> _WHAT YOU HAVE TO DO_:
The answer must be every line from the entries below that includes "suite".

INPUT Block Start

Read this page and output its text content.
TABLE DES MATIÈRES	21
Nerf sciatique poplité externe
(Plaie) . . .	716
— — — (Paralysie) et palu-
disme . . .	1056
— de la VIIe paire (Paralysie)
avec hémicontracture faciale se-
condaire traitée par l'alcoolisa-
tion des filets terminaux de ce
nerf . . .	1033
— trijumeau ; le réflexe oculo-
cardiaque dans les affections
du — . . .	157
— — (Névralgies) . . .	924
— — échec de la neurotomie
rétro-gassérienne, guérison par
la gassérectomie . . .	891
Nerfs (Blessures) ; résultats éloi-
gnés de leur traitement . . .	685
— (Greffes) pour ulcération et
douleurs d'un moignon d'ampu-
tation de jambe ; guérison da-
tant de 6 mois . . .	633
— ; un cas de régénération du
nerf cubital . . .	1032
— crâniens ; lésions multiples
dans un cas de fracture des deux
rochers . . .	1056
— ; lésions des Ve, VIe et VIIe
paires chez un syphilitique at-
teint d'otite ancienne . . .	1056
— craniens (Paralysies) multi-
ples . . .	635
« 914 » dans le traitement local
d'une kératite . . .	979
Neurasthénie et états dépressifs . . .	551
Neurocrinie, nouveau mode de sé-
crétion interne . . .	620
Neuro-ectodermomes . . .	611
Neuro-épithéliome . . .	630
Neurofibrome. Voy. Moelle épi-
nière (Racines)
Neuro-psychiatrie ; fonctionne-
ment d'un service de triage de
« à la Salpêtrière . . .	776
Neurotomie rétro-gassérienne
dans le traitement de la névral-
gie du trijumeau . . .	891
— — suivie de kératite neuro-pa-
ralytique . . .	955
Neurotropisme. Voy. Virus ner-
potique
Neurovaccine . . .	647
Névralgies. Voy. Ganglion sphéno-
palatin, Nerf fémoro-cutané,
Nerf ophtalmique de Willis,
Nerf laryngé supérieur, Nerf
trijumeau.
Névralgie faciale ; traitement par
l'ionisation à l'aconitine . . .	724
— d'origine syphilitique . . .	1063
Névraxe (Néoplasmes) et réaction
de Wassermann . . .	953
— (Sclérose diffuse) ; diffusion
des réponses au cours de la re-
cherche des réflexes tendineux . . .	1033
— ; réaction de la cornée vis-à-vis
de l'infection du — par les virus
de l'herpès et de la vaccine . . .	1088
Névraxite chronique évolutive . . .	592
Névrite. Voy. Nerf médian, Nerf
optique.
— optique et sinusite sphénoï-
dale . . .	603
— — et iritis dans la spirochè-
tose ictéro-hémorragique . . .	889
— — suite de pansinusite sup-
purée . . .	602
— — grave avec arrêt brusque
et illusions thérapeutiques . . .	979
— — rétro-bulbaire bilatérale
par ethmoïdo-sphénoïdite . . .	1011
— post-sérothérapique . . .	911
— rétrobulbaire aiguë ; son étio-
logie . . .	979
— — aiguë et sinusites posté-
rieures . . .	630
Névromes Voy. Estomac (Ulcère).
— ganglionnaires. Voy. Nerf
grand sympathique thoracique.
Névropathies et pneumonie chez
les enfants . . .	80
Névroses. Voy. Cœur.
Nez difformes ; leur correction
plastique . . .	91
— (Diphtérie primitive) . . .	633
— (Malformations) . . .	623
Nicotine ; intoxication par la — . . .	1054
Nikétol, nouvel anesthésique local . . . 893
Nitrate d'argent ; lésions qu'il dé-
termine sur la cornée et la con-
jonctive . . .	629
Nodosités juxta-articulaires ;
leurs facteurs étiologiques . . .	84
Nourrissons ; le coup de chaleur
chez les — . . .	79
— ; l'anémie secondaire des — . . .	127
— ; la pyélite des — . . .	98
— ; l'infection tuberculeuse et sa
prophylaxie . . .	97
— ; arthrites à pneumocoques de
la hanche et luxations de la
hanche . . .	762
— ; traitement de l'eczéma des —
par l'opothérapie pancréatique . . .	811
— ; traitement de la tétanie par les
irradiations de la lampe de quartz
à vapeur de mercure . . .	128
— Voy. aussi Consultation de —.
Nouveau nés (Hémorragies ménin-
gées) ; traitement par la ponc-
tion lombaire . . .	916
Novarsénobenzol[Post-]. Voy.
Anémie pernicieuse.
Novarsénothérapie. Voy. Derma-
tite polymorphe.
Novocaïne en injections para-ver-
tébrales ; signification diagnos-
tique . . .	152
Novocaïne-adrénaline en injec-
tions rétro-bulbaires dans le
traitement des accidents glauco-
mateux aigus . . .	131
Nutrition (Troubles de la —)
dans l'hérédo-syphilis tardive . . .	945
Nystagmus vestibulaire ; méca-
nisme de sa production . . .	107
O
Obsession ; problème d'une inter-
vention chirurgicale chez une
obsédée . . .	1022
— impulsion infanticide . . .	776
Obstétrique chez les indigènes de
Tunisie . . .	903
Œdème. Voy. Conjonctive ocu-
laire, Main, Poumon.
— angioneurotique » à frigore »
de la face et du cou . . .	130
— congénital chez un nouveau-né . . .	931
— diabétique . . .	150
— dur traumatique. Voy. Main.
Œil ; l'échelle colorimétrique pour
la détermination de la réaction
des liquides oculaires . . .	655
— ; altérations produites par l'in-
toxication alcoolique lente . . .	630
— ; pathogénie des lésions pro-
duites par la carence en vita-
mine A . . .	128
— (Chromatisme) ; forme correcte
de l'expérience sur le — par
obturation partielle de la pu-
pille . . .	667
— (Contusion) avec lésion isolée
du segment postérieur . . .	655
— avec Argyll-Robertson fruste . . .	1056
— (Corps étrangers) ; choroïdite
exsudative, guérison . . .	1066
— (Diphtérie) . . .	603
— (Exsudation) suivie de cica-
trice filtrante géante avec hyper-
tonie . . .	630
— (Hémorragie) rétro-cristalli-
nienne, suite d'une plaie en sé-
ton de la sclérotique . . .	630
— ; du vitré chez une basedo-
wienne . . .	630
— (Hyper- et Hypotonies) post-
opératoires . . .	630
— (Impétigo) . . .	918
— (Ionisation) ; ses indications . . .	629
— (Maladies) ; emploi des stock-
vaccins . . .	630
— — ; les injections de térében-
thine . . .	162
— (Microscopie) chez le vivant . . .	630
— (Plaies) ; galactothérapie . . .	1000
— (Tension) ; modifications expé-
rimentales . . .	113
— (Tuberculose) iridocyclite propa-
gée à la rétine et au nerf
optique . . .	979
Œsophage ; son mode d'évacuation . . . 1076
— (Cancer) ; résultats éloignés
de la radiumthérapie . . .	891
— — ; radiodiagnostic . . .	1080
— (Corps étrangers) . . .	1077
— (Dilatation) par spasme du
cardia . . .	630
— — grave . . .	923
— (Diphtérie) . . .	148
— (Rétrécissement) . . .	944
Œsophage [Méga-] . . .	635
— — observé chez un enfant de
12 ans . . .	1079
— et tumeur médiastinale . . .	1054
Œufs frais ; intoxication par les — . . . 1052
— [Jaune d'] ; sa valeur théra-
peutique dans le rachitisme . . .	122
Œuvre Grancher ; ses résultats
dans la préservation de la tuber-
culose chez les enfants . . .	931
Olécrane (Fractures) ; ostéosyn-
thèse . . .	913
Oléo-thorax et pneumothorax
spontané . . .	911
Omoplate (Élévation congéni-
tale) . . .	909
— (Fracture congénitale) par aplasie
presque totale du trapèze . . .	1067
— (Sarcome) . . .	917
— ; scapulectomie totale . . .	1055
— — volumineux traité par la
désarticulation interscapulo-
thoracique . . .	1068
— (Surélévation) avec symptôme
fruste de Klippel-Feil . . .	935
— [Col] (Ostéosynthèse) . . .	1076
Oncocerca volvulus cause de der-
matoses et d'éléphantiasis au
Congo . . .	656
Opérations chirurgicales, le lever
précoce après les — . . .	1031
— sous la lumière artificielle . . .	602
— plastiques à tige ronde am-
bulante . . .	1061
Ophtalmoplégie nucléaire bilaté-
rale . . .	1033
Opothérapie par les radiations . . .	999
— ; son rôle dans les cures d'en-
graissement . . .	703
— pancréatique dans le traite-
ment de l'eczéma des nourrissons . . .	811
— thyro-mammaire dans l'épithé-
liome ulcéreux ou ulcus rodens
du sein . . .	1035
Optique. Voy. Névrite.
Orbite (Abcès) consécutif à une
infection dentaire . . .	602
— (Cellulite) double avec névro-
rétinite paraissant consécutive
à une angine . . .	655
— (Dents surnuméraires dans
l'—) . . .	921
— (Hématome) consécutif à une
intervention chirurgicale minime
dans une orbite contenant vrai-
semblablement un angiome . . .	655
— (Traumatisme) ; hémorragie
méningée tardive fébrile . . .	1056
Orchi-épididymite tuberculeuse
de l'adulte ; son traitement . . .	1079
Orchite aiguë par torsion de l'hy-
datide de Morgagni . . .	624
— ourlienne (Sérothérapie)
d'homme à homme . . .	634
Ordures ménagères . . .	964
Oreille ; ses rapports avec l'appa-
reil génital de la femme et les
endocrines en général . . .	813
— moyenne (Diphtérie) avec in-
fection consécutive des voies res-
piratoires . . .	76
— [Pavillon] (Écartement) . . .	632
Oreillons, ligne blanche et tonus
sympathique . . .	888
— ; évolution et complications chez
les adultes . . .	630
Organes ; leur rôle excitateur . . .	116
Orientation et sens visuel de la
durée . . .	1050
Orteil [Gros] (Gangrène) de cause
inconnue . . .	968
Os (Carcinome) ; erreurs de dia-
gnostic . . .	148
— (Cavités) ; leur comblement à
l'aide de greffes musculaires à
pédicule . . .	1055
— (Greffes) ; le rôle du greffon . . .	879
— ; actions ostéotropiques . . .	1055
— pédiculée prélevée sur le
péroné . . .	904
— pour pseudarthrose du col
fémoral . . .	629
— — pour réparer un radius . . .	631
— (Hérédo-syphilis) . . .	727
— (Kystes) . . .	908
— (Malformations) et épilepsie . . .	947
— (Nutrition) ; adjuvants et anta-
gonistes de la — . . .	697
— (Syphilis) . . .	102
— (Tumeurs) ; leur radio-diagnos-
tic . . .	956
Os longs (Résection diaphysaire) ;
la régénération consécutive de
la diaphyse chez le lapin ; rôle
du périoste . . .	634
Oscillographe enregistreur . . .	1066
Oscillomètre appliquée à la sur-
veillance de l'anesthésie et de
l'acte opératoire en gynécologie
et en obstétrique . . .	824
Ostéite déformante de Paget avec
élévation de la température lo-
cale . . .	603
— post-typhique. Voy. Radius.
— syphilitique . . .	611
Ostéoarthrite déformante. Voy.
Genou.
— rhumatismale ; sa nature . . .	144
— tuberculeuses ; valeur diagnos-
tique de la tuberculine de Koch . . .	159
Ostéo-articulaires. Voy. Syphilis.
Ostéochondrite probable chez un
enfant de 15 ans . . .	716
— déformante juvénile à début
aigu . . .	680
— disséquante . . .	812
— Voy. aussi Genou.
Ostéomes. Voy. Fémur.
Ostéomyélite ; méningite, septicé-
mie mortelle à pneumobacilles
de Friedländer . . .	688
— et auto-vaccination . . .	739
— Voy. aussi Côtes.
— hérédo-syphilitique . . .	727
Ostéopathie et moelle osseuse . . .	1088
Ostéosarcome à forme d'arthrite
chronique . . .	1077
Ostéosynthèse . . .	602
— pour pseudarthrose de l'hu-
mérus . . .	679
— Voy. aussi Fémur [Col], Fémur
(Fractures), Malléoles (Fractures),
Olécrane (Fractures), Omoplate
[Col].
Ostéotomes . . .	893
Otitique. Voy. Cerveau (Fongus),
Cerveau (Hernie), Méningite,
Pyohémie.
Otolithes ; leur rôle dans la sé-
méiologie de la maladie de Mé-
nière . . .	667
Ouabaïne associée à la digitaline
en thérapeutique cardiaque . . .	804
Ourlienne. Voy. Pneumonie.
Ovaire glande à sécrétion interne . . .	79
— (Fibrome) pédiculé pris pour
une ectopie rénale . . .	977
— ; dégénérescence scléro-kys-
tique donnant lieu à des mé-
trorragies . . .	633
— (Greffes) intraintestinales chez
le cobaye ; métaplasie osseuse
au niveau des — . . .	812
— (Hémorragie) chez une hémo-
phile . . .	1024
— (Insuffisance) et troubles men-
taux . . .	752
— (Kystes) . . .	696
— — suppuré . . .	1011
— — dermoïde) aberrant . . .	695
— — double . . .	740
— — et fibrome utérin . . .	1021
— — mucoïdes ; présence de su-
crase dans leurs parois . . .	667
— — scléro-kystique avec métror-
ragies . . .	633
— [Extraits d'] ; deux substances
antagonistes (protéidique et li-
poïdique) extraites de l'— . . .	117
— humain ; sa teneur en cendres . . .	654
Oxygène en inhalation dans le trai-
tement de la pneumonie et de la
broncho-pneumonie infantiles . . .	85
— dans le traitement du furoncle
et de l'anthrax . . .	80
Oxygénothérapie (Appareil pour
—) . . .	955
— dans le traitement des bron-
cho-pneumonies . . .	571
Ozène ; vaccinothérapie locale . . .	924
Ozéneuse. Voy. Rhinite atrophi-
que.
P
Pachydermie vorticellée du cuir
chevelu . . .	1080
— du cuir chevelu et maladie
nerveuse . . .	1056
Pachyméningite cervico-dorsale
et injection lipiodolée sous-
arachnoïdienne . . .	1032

INPUT Block End

> _RESULT_:
— — suite de pansinusite sup-
nienne, suite d'une plaie en sé-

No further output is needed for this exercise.